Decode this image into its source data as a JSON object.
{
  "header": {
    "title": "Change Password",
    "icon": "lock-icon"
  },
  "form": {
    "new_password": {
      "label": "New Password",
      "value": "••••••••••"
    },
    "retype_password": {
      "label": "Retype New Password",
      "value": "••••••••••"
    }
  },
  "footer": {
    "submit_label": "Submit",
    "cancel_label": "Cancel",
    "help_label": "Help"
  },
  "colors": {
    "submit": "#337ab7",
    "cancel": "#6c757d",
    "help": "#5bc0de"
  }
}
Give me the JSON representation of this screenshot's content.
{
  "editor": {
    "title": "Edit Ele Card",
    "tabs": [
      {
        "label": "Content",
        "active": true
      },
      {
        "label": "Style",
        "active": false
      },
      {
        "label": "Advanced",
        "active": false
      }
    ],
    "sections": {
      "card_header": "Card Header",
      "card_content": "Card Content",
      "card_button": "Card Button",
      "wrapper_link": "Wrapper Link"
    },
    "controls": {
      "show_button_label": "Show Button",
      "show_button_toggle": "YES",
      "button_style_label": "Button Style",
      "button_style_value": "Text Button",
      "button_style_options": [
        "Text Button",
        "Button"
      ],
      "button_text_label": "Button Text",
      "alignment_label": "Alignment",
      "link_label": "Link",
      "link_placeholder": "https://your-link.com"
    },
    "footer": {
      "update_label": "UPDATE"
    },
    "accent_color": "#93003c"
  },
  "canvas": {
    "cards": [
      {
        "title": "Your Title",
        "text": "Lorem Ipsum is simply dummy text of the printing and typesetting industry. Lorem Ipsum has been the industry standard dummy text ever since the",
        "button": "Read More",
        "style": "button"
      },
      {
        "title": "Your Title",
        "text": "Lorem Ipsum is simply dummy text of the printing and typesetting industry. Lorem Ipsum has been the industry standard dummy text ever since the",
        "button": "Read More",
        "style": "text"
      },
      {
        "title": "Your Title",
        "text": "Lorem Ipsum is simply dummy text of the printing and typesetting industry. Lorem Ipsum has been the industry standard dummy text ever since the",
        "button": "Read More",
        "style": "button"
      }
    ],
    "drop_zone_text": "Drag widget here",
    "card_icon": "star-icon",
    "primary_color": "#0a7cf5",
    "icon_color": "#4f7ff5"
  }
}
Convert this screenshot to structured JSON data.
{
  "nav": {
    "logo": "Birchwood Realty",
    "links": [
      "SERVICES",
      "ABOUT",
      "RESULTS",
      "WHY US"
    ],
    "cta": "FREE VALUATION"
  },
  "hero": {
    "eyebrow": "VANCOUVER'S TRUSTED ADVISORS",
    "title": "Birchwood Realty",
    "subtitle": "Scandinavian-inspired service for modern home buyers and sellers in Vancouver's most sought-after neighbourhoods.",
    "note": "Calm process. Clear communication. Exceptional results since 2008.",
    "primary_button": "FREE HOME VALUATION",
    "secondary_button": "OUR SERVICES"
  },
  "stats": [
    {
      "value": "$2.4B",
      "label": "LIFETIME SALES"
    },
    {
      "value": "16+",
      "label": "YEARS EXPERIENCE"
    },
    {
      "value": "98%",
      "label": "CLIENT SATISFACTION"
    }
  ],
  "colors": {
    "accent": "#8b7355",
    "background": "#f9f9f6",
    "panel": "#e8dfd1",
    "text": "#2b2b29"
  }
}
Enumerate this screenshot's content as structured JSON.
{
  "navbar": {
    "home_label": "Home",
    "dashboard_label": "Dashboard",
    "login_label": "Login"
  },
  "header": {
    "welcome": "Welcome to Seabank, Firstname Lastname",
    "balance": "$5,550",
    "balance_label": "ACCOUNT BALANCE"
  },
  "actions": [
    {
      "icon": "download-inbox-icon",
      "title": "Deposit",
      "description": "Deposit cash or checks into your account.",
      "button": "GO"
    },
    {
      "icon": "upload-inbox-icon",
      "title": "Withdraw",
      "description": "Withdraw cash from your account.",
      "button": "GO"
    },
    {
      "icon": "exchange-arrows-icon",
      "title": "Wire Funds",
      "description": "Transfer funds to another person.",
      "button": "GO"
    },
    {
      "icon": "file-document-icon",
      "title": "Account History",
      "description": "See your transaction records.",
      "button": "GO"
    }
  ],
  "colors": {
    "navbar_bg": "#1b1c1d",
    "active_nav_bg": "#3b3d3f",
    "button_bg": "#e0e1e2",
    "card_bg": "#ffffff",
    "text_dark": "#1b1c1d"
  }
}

## AIM
Find the string "structured" in the entries above and return each line that holds it.

## EXERCISE ANSWER
Convert this screenshot to structured JSON data.
Enumerate this screenshot's content as structured JSON.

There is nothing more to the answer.